Direction |
Convert the data below into a JSON array of strings, one string per line, omitting blank lines.

Records for the task |

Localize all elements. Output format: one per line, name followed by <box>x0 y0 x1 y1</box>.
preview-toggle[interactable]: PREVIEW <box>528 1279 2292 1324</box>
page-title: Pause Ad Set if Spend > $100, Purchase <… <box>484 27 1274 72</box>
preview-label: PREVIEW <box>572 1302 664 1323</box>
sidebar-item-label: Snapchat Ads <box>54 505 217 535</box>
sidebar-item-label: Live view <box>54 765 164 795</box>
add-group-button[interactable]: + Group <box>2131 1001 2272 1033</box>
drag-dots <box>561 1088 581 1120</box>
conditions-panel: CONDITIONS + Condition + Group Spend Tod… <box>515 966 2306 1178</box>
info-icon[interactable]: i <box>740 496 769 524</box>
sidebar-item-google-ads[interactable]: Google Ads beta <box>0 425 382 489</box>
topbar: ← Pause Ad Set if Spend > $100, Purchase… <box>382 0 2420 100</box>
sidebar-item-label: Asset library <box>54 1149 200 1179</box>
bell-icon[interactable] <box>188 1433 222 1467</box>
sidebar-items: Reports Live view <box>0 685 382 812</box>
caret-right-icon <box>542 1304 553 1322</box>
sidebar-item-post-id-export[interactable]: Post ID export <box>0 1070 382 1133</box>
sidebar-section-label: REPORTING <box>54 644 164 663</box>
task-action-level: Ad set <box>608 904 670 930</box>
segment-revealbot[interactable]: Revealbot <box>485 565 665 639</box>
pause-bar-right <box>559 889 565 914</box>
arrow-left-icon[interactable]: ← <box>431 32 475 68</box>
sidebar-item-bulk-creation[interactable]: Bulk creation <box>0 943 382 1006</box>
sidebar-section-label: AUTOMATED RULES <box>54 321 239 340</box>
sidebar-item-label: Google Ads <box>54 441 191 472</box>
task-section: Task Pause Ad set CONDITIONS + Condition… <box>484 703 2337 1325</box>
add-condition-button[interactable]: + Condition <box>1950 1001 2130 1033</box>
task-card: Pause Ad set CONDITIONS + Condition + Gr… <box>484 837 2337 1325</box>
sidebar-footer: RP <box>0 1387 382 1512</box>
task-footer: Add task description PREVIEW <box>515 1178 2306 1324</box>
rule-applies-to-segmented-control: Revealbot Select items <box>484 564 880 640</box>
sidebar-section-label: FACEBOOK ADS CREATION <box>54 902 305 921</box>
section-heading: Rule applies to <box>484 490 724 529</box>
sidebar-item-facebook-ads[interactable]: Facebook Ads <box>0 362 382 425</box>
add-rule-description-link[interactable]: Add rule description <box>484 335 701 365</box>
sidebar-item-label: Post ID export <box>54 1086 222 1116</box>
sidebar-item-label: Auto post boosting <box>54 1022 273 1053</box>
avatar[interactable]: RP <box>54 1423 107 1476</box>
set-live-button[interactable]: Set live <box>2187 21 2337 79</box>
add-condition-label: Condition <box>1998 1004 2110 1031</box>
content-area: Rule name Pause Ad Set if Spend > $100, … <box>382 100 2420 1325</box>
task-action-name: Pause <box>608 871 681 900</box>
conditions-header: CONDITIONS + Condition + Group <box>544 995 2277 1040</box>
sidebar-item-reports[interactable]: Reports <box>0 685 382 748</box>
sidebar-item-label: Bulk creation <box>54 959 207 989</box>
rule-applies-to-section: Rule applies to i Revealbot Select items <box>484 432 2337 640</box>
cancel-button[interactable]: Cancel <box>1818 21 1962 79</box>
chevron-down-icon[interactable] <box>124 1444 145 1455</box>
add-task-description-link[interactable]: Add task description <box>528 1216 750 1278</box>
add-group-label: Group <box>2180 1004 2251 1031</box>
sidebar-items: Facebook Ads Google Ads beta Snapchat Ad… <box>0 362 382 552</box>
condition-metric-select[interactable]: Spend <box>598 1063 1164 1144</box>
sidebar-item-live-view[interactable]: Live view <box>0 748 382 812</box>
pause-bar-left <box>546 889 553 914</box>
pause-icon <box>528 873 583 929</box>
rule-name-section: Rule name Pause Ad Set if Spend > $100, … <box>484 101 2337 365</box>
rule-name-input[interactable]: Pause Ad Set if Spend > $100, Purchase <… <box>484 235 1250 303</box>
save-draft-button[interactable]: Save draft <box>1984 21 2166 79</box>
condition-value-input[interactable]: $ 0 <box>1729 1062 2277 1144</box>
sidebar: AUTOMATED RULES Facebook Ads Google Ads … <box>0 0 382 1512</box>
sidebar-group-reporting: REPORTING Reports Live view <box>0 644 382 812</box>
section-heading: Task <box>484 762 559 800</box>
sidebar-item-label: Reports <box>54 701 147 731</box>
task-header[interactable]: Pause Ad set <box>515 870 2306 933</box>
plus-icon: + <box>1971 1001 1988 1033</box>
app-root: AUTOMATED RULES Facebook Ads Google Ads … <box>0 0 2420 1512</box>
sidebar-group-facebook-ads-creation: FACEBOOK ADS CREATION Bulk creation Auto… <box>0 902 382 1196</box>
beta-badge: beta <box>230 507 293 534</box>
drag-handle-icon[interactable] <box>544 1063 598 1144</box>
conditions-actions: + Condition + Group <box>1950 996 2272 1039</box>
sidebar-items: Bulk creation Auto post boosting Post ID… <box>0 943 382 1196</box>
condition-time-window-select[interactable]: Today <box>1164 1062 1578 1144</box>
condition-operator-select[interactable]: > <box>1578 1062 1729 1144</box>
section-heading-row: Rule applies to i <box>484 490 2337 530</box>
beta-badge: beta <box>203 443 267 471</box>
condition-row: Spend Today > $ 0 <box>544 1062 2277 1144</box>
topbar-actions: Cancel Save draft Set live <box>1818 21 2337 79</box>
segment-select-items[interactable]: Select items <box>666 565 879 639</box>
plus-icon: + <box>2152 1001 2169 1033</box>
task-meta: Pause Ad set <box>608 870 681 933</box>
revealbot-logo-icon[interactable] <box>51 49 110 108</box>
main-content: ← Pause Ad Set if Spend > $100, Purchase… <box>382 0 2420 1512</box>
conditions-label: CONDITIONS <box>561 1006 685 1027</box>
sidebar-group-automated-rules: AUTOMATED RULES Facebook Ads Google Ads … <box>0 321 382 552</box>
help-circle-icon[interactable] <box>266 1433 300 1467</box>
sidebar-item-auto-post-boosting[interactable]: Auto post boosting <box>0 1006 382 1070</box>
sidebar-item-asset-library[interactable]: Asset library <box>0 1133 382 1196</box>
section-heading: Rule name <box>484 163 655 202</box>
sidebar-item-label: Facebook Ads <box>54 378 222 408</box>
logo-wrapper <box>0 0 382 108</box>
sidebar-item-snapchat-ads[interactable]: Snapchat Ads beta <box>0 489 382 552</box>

Solution for this task |
[
  "Localize all elements. Output format: one per line, name followed by <box>x0 y0 x1 y1</box>.",
  "preview-toggle[interactable]: PREVIEW <box>528 1279 2292 1324</box>",
  "page-title: Pause Ad Set if Spend > $100, Purchase <… <box>484 27 1274 72</box>",
  "preview-label: PREVIEW <box>572 1302 664 1323</box>",
  "sidebar-item-label: Snapchat Ads <box>54 505 217 535</box>",
  "sidebar-item-label: Live view <box>54 765 164 795</box>",
  "add-group-button[interactable]: + Group <box>2131 1001 2272 1033</box>",
  "drag-dots <box>561 1088 581 1120</box>",
  "conditions-panel: CONDITIONS + Condition + Group Spend Tod… <box>515 966 2306 1178</box>",
  "info-icon[interactable]: i <box>740 496 769 524</box>",
  "sidebar-item-google-ads[interactable]: Google Ads beta <box>0 425 382 489</box>",
  "topbar: ← Pause Ad Set if Spend > $100, Purchase… <box>382 0 2420 100</box>",
  "sidebar-item-label: Asset library <box>54 1149 200 1179</box>",
  "bell-icon[interactable] <box>188 1433 222 1467</box>",
  "sidebar-items: Reports Live view <box>0 685 382 812</box>",
  "caret-right-icon <box>542 1304 553 1322</box>",
  "sidebar-item-post-id-export[interactable]: Post ID export <box>0 1070 382 1133</box>",
  "sidebar-section-label: REPORTING <box>54 644 164 663</box>",
  "task-action-level: Ad set <box>608 904 670 930</box>",
  "segment-revealbot[interactable]: Revealbot <box>485 565 665 639</box>",
  "pause-bar-right <box>559 889 565 914</box>",
  "arrow-left-icon[interactable]: ← <box>431 32 475 68</box>",
  "sidebar-item-bulk-creation[interactable]: Bulk creation <box>0 943 382 1006</box>",
  "sidebar-section-label: AUTOMATED RULES <box>54 321 239 340</box>",
  "sidebar-item-label: Google Ads <box>54 441 191 472</box>",
  "task-section: Task Pause Ad set CONDITIONS + Condition… <box>484 703 2337 1325</box>",
  "add-condition-button[interactable]: + Condition <box>1950 1001 2130 1033</box>",
  "task-card: Pause Ad set CONDITIONS + Condition + Gr… <box>484 837 2337 1325</box>",
  "sidebar-footer: RP <box>0 1387 382 1512</box>",
  "task-footer: Add task description PREVIEW <box>515 1178 2306 1324</box>",
  "rule-applies-to-segmented-control: Revealbot Select items <box>484 564 880 640</box>",
  "sidebar-section-label: FACEBOOK ADS CREATION <box>54 902 305 921</box>",
  "section-heading: Rule applies to <box>484 490 724 529</box>",
  "sidebar-item-facebook-ads[interactable]: Facebook Ads <box>0 362 382 425</box>",
  "add-rule-description-link[interactable]: Add rule description <box>484 335 701 365</box>",
  "sidebar-item-label: Post ID export <box>54 1086 222 1116</box>",
  "sidebar-item-label: Auto post boosting <box>54 1022 273 1053</box>",
  "avatar[interactable]: RP <box>54 1423 107 1476</box>",
  "set-live-button[interactable]: Set live <box>2187 21 2337 79</box>",
  "add-condition-label: Condition <box>1998 1004 2110 1031</box>",
  "content-area: Rule name Pause Ad Set if Spend > $100, … <box>382 100 2420 1325</box>",
  "task-action-name: Pause <box>608 871 681 900</box>",
  "conditions-header: CONDITIONS + Condition + Group <box>544 995 2277 1040</box>",
  "sidebar-item-reports[interactable]: Reports <box>0 685 382 748</box>",
  "sidebar-item-label: Bulk creation <box>54 959 207 989</box>",
  "rule-applies-to-section: Rule applies to i Revealbot Select items <box>484 432 2337 640</box>",
  "cancel-button[interactable]: Cancel <box>1818 21 1962 79</box>",
  "chevron-down-icon[interactable] <box>124 1444 145 1455</box>",
  "add-task-description-link[interactable]: Add task description <box>528 1216 750 1278</box>",
  "add-group-label: Group <box>2180 1004 2251 1031</box>",
  "sidebar-items: Facebook Ads Google Ads beta Snapchat Ad… <box>0 362 382 552</box>",
  "condition-metric-select[interactable]: Spend <box>598 1063 1164 1144</box>",
  "sidebar-item-live-view[interactable]: Live view <box>0 748 382 812</box>",
  "pause-bar-left <box>546 889 553 914</box>",
  "pause-icon <box>528 873 583 929</box>",
  "rule-name-section: Rule name Pause Ad Set if Spend > $100, … <box>484 101 2337 365</box>",
  "rule-name-input[interactable]: Pause Ad Set if Spend > $100, Purchase <… <box>484 235 1250 303</box>",
  "save-draft-button[interactable]: Save draft <box>1984 21 2166 79</box>",
  "condition-value-input[interactable]: $ 0 <box>1729 1062 2277 1144</box>",
  "sidebar: AUTOMATED RULES Facebook Ads Google Ads … <box>0 0 382 1512</box>",
  "sidebar-group-reporting: REPORTING Reports Live view <box>0 644 382 812</box>",
  "section-heading: Task <box>484 762 559 800</box>",
  "sidebar-item-label: Reports <box>54 701 147 731</box>",
  "task-header[interactable]: Pause Ad set <box>515 870 2306 933</box>",
  "plus-icon: + <box>1971 1001 1988 1033</box>",
  "app-root: AUTOMATED RULES Facebook Ads Google Ads … <box>0 0 2420 1512</box>",
  "sidebar-group-facebook-ads-creation: FACEBOOK ADS CREATION Bulk creation Auto… <box>0 902 382 1196</box>",
  "beta-badge: beta <box>230 507 293 534</box>",
  "drag-handle-icon[interactable] <box>544 1063 598 1144</box>",
  "conditions-actions: + Condition + Group <box>1950 996 2272 1039</box>",
  "sidebar-items: Bulk creation Auto post boosting Post ID… <box>0 943 382 1196</box>",
  "condition-time-window-select[interactable]: Today <box>1164 1062 1578 1144</box>",
  "condition-operator-select[interactable]: > <box>1578 1062 1729 1144</box>",
  "section-heading-row: Rule applies to i <box>484 490 2337 530</box>",
  "beta-badge: beta <box>203 443 267 471</box>",
  "condition-row: Spend Today > $ 0 <box>544 1062 2277 1144</box>",
  "topbar-actions: Cancel Save draft Set live <box>1818 21 2337 79</box>",
  "segment-select-items[interactable]: Select items <box>666 565 879 639</box>",
  "plus-icon: + <box>2152 1001 2169 1033</box>",
  "task-meta: Pause Ad set <box>608 870 681 933</box>",
  "revealbot-logo-icon[interactable] <box>51 49 110 108</box>",
  "main-content: ← Pause Ad Set if Spend > $100, Purchase… <box>382 0 2420 1512</box>",
  "conditions-label: CONDITIONS <box>561 1006 685 1027</box>",
  "sidebar-group-automated-rules: AUTOMATED RULES Facebook Ads Google Ads … <box>0 321 382 552</box>",
  "help-circle-icon[interactable] <box>266 1433 300 1467</box>",
  "sidebar-item-auto-post-boosting[interactable]: Auto post boosting <box>0 1006 382 1070</box>",
  "sidebar-item-asset-library[interactable]: Asset library <box>0 1133 382 1196</box>",
  "section-heading: Rule name <box>484 163 655 202</box>",
  "sidebar-item-label: Facebook Ads <box>54 378 222 408</box>",
  "logo-wrapper <box>0 0 382 108</box>",
  "sidebar-item-snapchat-ads[interactable]: Snapchat Ads beta <box>0 489 382 552</box>"
]